● WHAT TO DO
Using the listing below, report all lines holding the word "CMSN".

Data tied to figure images

## begin

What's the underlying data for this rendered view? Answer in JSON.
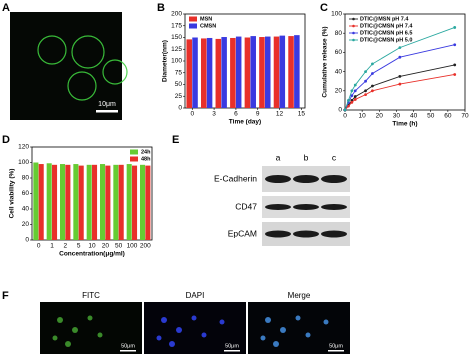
{
  "panel_labels": [
    "A",
    "B",
    "C",
    "D",
    "E",
    "F"
  ],
  "image_a": {
    "scale": "10μm"
  },
  "chart_data": [
    {
      "type": "bar",
      "x": [
        0,
        2,
        4,
        6,
        8,
        10,
        12,
        14
      ],
      "xlim": [
        -1,
        15.5
      ],
      "xticks": [
        0,
        3,
        6,
        9,
        12,
        15
      ],
      "ylim": [
        0,
        200
      ],
      "yticks": [
        0,
        25,
        50,
        75,
        100,
        125,
        150,
        175,
        200
      ],
      "x_label": "Time (day)",
      "y_label": "Diameter(nm)",
      "legend": "upper left",
      "series": [
        {
          "name": "MSN",
          "color": "#e8302a",
          "values": [
            146,
            148,
            147,
            149,
            150,
            151,
            152,
            153
          ]
        },
        {
          "name": "CMSN",
          "color": "#3a3ae0",
          "values": [
            150,
            149,
            151,
            152,
            153,
            152,
            154,
            155
          ]
        }
      ]
    },
    {
      "type": "line",
      "x": [
        0,
        2,
        4,
        6,
        12,
        16,
        32,
        64
      ],
      "xlim": [
        0,
        70
      ],
      "xticks": [
        0,
        10,
        20,
        30,
        40,
        50,
        60,
        70
      ],
      "ylim": [
        0,
        100
      ],
      "yticks": [
        0,
        20,
        40,
        60,
        80,
        100
      ],
      "x_label": "Time (h)",
      "y_label": "Cumulative release (%)",
      "legend": "upper left",
      "series": [
        {
          "name": "DTIC@MSN pH 7.4",
          "color": "#222222",
          "values": [
            0,
            5,
            10,
            14,
            20,
            25,
            35,
            47
          ]
        },
        {
          "name": "DTIC@CMSN pH 7.4",
          "color": "#e8302a",
          "values": [
            0,
            4,
            8,
            11,
            16,
            20,
            27,
            37
          ]
        },
        {
          "name": "DTIC@CMSN pH 6.5",
          "color": "#3a3ae0",
          "values": [
            0,
            8,
            15,
            20,
            30,
            38,
            55,
            68
          ]
        },
        {
          "name": "DTIC@CMSN pH 5.0",
          "color": "#2aa8a0",
          "values": [
            0,
            10,
            20,
            26,
            40,
            48,
            65,
            86
          ]
        }
      ]
    },
    {
      "type": "bar",
      "categories": [
        "0",
        "1",
        "2",
        "5",
        "10",
        "20",
        "50",
        "100",
        "200"
      ],
      "ylim": [
        0,
        120
      ],
      "yticks": [
        0,
        20,
        40,
        60,
        80,
        100,
        120
      ],
      "x_label": "Concentration(μg/ml)",
      "y_label": "Cell viability (%)",
      "legend": "upper right",
      "series": [
        {
          "name": "24h",
          "color": "#66cc33",
          "values": [
            100,
            99,
            98,
            98,
            97,
            98,
            97,
            98,
            97
          ]
        },
        {
          "name": "48h",
          "color": "#e8302a",
          "values": [
            98,
            97,
            97,
            96,
            97,
            96,
            97,
            96,
            96
          ]
        }
      ]
    }
  ],
  "blot": {
    "lanes": [
      "a",
      "b",
      "c"
    ],
    "rows": [
      "E-Cadherin",
      "CD47",
      "EpCAM"
    ]
  },
  "fluorescence": {
    "titles": [
      "FITC",
      "DAPI",
      "Merge"
    ],
    "scale": "50μm"
  }
}
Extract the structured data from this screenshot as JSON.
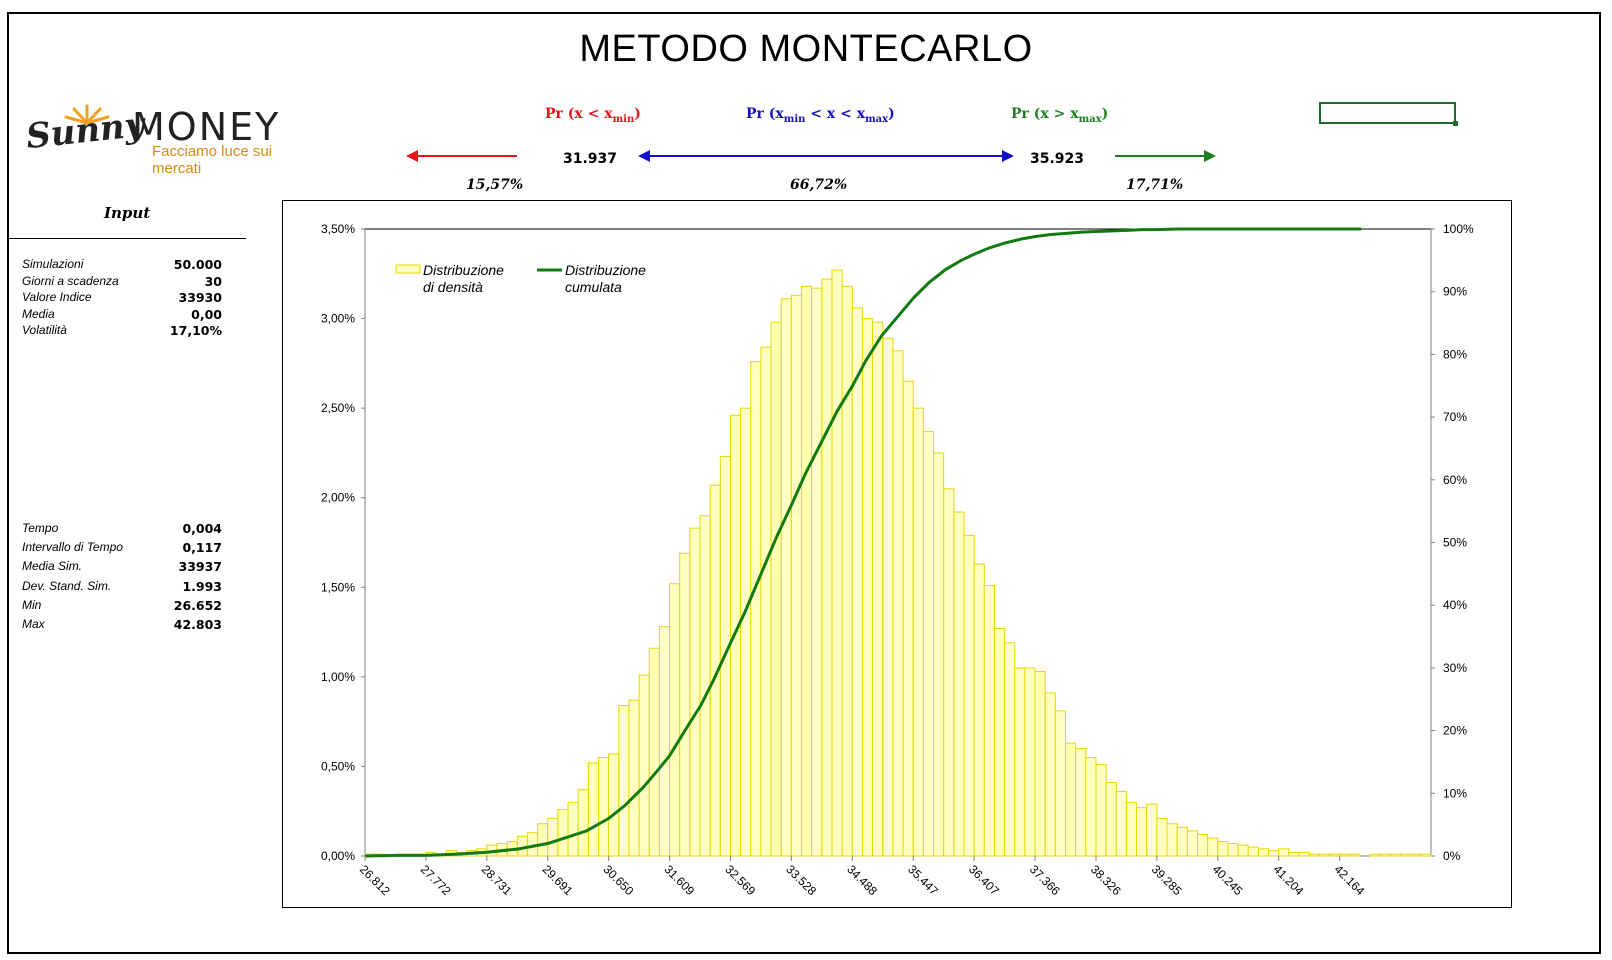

## end

● RESPONSE
          "name": "CMSN",
          "name": "DTIC@CMSN pH 7.4",
          "name": "DTIC@CMSN pH 6.5",
          "name": "DTIC@CMSN pH 5.0",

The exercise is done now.